Alright, bare with me here a bit, I'm still somewhat new at speaker setups. So, the stereo plug would go to the amp correct? Would this whole speaker setup be plug and play or do I have to wire it up?


----------



## pwnt by pat (Oct 21, 2005)

*Re: Carputer And Speakers. (Chris164935)*

Those little adapters would plug into the computer speaker output. Then you would run RCA's to the amplifier. The amplifier will have RCA inputs and speaker level outputs. You just wire the component set together as their directions show, set your gains following the link in my sig that says "car audio basics" and you're all set.


----------



## Chris164935 (Jan 10, 2004)

*Re: Carputer And Speakers. (pwnt by pat)*


_Quote, originally posted by *pwnt by pat* »_Those little adapters would plug into the computer speaker output. Then you would run RCA's to the amplifier. The amplifier will have RCA inputs and speaker level outputs. You just wire the component set together as their directions show, set your gains following the link in my sig that says "car audio basics" and you're all set.

Okay. I was thinking of something else. So, then I would wire up the driver door tweeter and speaker to one channel on the amp and the passenger door tweeter and speaker to another channel on the amp? Basically, I'm trying to figure out how I should wire the tweeters into the whole scheme.


----------



## pwnt by pat (Oct 21, 2005)

*Re: Carputer And Speakers. (Chris164935)*

tweetwers and woofers get wired to the crossover that comes with the kit. The crossover then gets wired to the amp (like a speaker would)


----------



## PhReE (Sep 16, 2004)

*Re: Carputer And Speakers. (pwnt by pat)*

2 ways to do this. With one amp or two. (I will only show the fronts, but the rear is exactly the same.)
You can use aline level crossover, and split it from the pc to high and low and then into the amps, or get a speaker level crossover and run from pc to amp to crossover to spekers. Like:
Mono Amp (less complicated, less expensive)









Bi Amp (more complicated, more expensive)


----------



## Chris164935 (Jan 10, 2004)

Perfect.

§ SHORT TASK 1:
Answer these from the forum thread, each in a short phrase:
(a) What kinds of inputs and outputs will the amplifier have?
(b) What do the tweeters and woofers get wired to?
(c) Which of the two setups is described as less complicated and less expensive?
§ SHORT TASK 2:
Print the part of the forum thread starting at "You can use" and ending at "complicated, less expensive)".
§ SHORT TASK 3:
Translate this sentence from the forum thread into Spanish: "Then you would run RCA's to the amplifier."

§ GIVEN DATA:
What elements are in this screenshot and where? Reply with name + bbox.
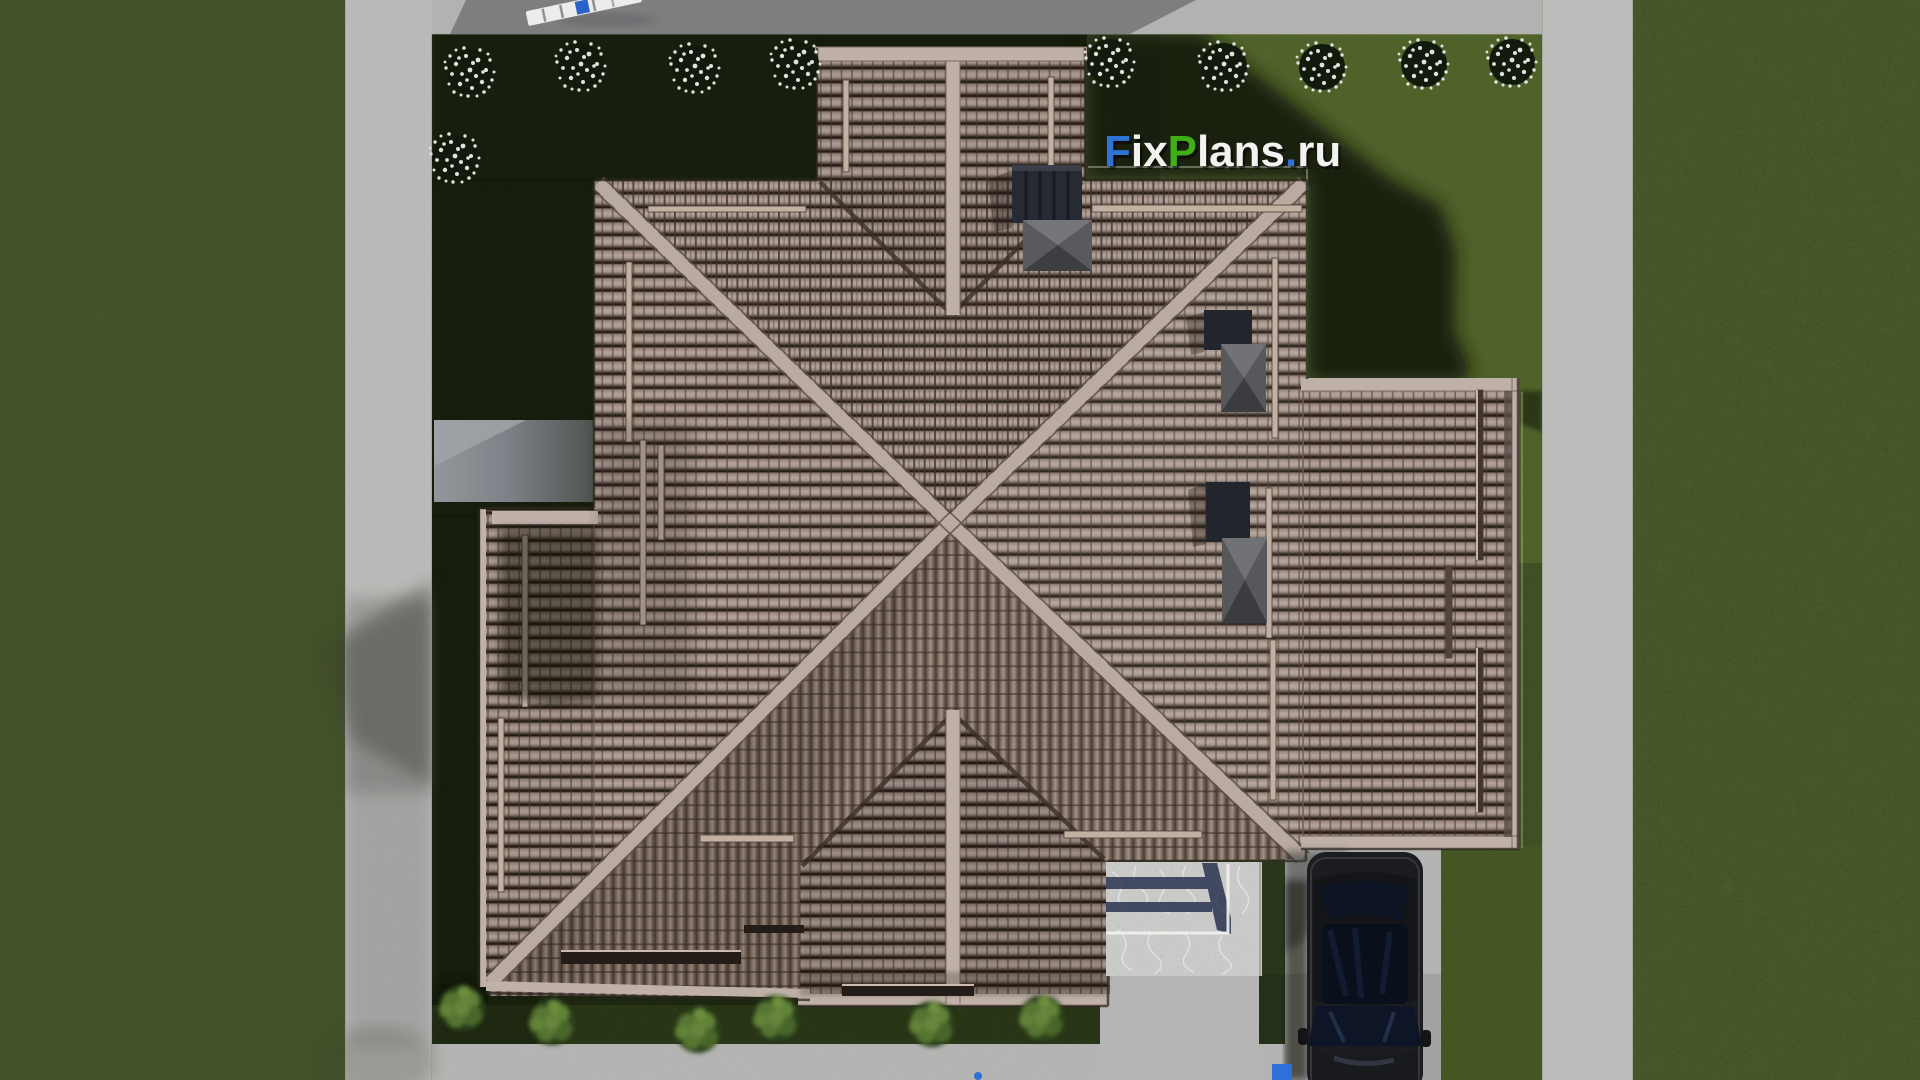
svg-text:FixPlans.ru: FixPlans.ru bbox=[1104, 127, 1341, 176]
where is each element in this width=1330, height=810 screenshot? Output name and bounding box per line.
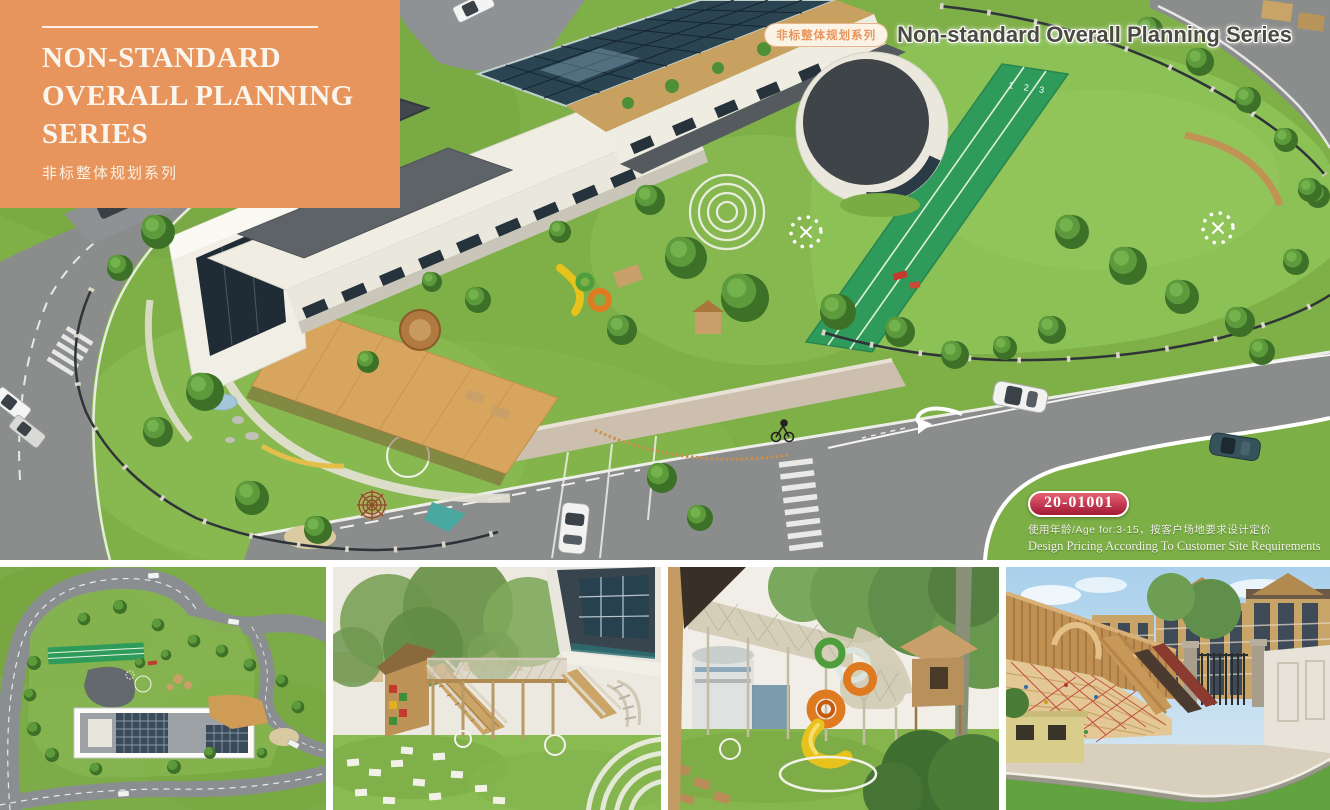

§ COMPLETE OUTPUT 1:
(a) RCA inputs and speaker level outputs
(b) The crossover that comes with the kit
(c) Mono Amp

§ COMPLETE OUTPUT 2:
You can use aline level crossover, and split it from the pc to high and low and then into the amps, or get a speaker level crossover and run from pc to amp to crossover to spekers. Like:
Mono Amp (less complicated, less expensive)

§ COMPLETE OUTPUT 3:
Luego llevarías cables RCA hasta el amplificador.